Data excerpts:
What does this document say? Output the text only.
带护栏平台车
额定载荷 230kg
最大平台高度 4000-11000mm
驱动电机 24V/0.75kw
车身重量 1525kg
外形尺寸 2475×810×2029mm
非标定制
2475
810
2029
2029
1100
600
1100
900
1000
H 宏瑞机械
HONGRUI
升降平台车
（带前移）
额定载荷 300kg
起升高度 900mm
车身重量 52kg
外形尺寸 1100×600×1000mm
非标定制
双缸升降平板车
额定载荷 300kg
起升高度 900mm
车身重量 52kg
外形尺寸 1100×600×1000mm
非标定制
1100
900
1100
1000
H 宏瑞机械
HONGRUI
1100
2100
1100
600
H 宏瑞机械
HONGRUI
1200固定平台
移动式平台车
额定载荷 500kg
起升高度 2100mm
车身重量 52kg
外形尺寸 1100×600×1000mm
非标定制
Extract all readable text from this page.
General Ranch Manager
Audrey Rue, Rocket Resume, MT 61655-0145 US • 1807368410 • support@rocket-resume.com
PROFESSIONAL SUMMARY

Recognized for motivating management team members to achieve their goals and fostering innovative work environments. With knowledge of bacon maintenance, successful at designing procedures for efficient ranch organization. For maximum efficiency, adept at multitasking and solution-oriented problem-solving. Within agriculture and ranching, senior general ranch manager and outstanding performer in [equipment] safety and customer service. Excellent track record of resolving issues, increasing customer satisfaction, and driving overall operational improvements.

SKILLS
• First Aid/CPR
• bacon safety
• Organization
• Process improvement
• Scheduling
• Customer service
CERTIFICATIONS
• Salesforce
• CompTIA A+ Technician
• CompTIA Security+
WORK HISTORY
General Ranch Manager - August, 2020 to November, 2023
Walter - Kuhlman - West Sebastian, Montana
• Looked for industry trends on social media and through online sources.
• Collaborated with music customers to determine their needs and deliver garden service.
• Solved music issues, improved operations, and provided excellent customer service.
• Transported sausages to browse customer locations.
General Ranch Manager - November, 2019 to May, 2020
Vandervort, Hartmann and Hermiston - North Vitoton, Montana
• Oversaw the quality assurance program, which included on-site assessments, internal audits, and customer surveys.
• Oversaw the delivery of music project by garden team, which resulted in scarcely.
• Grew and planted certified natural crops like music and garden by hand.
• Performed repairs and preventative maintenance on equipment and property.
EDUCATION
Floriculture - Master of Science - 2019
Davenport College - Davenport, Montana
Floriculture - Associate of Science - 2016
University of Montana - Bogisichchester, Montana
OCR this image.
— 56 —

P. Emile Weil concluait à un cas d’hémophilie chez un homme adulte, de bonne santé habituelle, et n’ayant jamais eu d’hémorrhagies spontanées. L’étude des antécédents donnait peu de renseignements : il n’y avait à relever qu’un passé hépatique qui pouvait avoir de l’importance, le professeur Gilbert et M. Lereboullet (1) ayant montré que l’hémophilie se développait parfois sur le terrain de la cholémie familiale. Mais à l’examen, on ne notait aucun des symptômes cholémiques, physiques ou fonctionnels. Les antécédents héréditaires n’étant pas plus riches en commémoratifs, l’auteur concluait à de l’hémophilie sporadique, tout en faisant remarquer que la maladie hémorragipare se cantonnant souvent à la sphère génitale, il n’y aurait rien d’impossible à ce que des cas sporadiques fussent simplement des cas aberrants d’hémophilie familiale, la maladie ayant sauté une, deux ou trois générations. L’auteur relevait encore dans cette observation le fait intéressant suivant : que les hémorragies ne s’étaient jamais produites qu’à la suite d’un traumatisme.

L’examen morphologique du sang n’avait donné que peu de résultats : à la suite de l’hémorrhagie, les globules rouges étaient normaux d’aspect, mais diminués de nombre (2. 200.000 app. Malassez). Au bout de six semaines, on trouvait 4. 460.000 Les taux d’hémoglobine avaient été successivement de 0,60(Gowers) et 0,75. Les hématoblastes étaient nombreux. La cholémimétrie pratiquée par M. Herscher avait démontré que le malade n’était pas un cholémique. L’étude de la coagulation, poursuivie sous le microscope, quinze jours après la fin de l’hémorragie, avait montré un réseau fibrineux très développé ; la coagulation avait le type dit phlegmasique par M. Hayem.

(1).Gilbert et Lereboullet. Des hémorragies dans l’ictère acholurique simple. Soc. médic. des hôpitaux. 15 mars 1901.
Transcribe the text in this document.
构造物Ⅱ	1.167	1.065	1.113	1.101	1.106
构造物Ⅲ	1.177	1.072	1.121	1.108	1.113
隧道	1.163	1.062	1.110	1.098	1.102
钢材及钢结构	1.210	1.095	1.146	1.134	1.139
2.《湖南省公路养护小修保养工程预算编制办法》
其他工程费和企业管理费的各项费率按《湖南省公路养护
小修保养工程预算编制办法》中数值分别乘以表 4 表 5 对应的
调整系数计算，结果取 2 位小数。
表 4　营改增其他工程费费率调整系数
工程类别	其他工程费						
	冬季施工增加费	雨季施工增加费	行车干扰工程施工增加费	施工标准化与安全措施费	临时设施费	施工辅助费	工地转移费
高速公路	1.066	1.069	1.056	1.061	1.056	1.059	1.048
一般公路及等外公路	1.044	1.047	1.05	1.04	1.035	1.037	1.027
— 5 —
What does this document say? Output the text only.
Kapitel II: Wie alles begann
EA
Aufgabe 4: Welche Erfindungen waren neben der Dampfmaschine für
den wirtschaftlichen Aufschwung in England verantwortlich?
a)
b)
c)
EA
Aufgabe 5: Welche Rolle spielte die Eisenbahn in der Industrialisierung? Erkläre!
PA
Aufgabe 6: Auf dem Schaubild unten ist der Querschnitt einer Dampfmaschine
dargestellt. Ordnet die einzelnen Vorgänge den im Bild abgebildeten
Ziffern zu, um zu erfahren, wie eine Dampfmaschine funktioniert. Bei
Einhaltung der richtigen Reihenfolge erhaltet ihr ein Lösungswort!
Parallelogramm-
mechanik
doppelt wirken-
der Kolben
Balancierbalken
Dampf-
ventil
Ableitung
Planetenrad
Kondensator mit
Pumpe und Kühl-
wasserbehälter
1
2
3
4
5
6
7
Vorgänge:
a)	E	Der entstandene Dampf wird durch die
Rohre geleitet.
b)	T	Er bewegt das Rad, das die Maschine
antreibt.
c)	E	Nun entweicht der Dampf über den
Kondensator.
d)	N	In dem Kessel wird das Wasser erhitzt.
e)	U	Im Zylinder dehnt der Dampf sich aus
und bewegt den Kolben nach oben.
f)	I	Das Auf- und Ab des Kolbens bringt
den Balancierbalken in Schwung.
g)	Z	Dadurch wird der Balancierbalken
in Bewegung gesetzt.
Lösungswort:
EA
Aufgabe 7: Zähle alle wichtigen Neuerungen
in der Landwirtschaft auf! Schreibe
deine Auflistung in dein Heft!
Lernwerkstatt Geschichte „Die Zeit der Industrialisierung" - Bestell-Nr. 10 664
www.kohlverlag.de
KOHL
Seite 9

PROBLEM REQUIREMENTS: Provide all the records again, word for word.

RIGHT ANSWER:
What does this document say? Output the text only.
带护栏平台车
额定载荷 230kg
最大平台高度 4000-11000mm
驱动电机 24V/0.75kw
车身重量 1525kg
外形尺寸 2475×810×2029mm
非标定制
2475
810
2029
2029
1100
600
1100
900
1000
H 宏瑞机械
HONGRUI
升降平台车
（带前移）
额定载荷 300kg
起升高度 900mm
车身重量 52kg
外形尺寸 1100×600×1000mm
非标定制
双缸升降平板车
额定载荷 300kg
起升高度 900mm
车身重量 52kg
外形尺寸 1100×600×1000mm
非标定制
1100
900
1100
1000
H 宏瑞机械
HONGRUI
1100
2100
1100
600
H 宏瑞机械
HONGRUI
1200固定平台
移动式平台车
额定载荷 500kg
起升高度 2100mm
车身重量 52kg
外形尺寸 1100×600×1000mm
非标定制
Extract all readable text from this page.
General Ranch Manager
Audrey Rue, Rocket Resume, MT 61655-0145 US • 1807368410 • support@rocket-resume.com
PROFESSIONAL SUMMARY

Recognized for motivating management team members to achieve their goals and fostering innovative work environments. With knowledge of bacon maintenance, successful at designing procedures for efficient ranch organization. For maximum efficiency, adept at multitasking and solution-oriented problem-solving. Within agriculture and ranching, senior general ranch manager and outstanding performer in [equipment] safety and customer service. Excellent track record of resolving issues, increasing customer satisfaction, and driving overall operational improvements.

SKILLS
• First Aid/CPR
• bacon safety
• Organization
• Process improvement
• Scheduling
• Customer service
CERTIFICATIONS
• Salesforce
• CompTIA A+ Technician
• CompTIA Security+
WORK HISTORY
General Ranch Manager - August, 2020 to November, 2023
Walter - Kuhlman - West Sebastian, Montana
• Looked for industry trends on social media and through online sources.
• Collaborated with music customers to determine their needs and deliver garden service.
• Solved music issues, improved operations, and provided excellent customer service.
• Transported sausages to browse customer locations.
General Ranch Manager - November, 2019 to May, 2020
Vandervort, Hartmann and Hermiston - North Vitoton, Montana
• Oversaw the quality assurance program, which included on-site assessments, internal audits, and customer surveys.
• Oversaw the delivery of music project by garden team, which resulted in scarcely.
• Grew and planted certified natural crops like music and garden by hand.
• Performed repairs and preventative maintenance on equipment and property.
EDUCATION
Floriculture - Master of Science - 2019
Davenport College - Davenport, Montana
Floriculture - Associate of Science - 2016
University of Montana - Bogisichchester, Montana
OCR this image.
— 56 —

P. Emile Weil concluait à un cas d’hémophilie chez un homme adulte, de bonne santé habituelle, et n’ayant jamais eu d’hémorrhagies spontanées. L’étude des antécédents donnait peu de renseignements : il n’y avait à relever qu’un passé hépatique qui pouvait avoir de l’importance, le professeur Gilbert et M. Lereboullet (1) ayant montré que l’hémophilie se développait parfois sur le terrain de la cholémie familiale. Mais à l’examen, on ne notait aucun des symptômes cholémiques, physiques ou fonctionnels. Les antécédents héréditaires n’étant pas plus riches en commémoratifs, l’auteur concluait à de l’hémophilie sporadique, tout en faisant remarquer que la maladie hémorragipare se cantonnant souvent à la sphère génitale, il n’y aurait rien d’impossible à ce que des cas sporadiques fussent simplement des cas aberrants d’hémophilie familiale, la maladie ayant sauté une, deux ou trois générations. L’auteur relevait encore dans cette observation le fait intéressant suivant : que les hémorragies ne s’étaient jamais produites qu’à la suite d’un traumatisme.

L’examen morphologique du sang n’avait donné que peu de résultats : à la suite de l’hémorrhagie, les globules rouges étaient normaux d’aspect, mais diminués de nombre (2. 200.000 app. Malassez). Au bout de six semaines, on trouvait 4. 460.000 Les taux d’hémoglobine avaient été successivement de 0,60(Gowers) et 0,75. Les hématoblastes étaient nombreux. La cholémimétrie pratiquée par M. Herscher avait démontré que le malade n’était pas un cholémique. L’étude de la coagulation, poursuivie sous le microscope, quinze jours après la fin de l’hémorragie, avait montré un réseau fibrineux très développé ; la coagulation avait le type dit phlegmasique par M. Hayem.

(1).Gilbert et Lereboullet. Des hémorragies dans l’ictère acholurique simple. Soc. médic. des hôpitaux. 15 mars 1901.
Transcribe the text in this document.
构造物Ⅱ	1.167	1.065	1.113	1.101	1.106
构造物Ⅲ	1.177	1.072	1.121	1.108	1.113
隧道	1.163	1.062	1.110	1.098	1.102
钢材及钢结构	1.210	1.095	1.146	1.134	1.139
2.《湖南省公路养护小修保养工程预算编制办法》
其他工程费和企业管理费的各项费率按《湖南省公路养护
小修保养工程预算编制办法》中数值分别乘以表 4 表 5 对应的
调整系数计算，结果取 2 位小数。
表 4　营改增其他工程费费率调整系数
工程类别	其他工程费						
	冬季施工增加费	雨季施工增加费	行车干扰工程施工增加费	施工标准化与安全措施费	临时设施费	施工辅助费	工地转移费
高速公路	1.066	1.069	1.056	1.061	1.056	1.059	1.048
一般公路及等外公路	1.044	1.047	1.05	1.04	1.035	1.037	1.027
— 5 —
What does this document say? Output the text only.
Kapitel II: Wie alles begann
EA
Aufgabe 4: Welche Erfindungen waren neben der Dampfmaschine für
den wirtschaftlichen Aufschwung in England verantwortlich?
a)
b)
c)
EA
Aufgabe 5: Welche Rolle spielte die Eisenbahn in der Industrialisierung? Erkläre!
PA
Aufgabe 6: Auf dem Schaubild unten ist der Querschnitt einer Dampfmaschine
dargestellt. Ordnet die einzelnen Vorgänge den im Bild abgebildeten
Ziffern zu, um zu erfahren, wie eine Dampfmaschine funktioniert. Bei
Einhaltung der richtigen Reihenfolge erhaltet ihr ein Lösungswort!
Parallelogramm-
mechanik
doppelt wirken-
der Kolben
Balancierbalken
Dampf-
ventil
Ableitung
Planetenrad
Kondensator mit
Pumpe und Kühl-
wasserbehälter
1
2
3
4
5
6
7
Vorgänge:
a)	E	Der entstandene Dampf wird durch die
Rohre geleitet.
b)	T	Er bewegt das Rad, das die Maschine
antreibt.
c)	E	Nun entweicht der Dampf über den
Kondensator.
d)	N	In dem Kessel wird das Wasser erhitzt.
e)	U	Im Zylinder dehnt der Dampf sich aus
und bewegt den Kolben nach oben.
f)	I	Das Auf- und Ab des Kolbens bringt
den Balancierbalken in Schwung.
g)	Z	Dadurch wird der Balancierbalken
in Bewegung gesetzt.
Lösungswort:
EA
Aufgabe 7: Zähle alle wichtigen Neuerungen
in der Landwirtschaft auf! Schreibe
deine Auflistung in dein Heft!
Lernwerkstatt Geschichte „Die Zeit der Industrialisierung" - Bestell-Nr. 10 664
www.kohlverlag.de
KOHL
Seite 9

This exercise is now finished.